> **Exercise goal**: For each line in the data below that holds "text", return a copy.

> **Given information**:
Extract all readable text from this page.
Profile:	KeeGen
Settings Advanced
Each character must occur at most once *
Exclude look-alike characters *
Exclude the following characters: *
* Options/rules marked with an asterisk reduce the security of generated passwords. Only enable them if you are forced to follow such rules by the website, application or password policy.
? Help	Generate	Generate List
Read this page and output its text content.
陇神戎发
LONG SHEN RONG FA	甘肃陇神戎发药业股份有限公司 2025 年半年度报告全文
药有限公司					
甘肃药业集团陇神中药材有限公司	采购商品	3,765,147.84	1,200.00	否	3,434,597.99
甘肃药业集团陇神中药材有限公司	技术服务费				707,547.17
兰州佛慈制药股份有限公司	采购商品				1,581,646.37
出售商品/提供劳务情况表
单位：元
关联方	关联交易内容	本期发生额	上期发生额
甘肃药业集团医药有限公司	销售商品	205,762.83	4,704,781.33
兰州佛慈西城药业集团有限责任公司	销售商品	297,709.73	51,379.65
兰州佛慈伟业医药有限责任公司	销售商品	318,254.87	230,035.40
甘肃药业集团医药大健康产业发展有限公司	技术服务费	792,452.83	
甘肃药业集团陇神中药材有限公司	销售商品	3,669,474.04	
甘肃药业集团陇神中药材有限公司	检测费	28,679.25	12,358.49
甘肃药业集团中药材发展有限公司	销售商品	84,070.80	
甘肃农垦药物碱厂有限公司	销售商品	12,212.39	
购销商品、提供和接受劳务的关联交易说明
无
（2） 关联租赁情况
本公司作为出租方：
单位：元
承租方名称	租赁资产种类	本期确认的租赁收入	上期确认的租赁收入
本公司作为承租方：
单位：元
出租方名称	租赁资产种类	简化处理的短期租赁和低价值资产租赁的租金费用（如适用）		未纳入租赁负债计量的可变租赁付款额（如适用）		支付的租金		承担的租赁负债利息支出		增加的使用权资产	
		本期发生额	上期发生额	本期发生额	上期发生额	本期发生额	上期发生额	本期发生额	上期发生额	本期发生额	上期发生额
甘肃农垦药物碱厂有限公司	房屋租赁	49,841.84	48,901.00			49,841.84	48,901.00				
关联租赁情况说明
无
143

> **Solution below**:
Extract all readable text from this page.
Read this page and output its text content.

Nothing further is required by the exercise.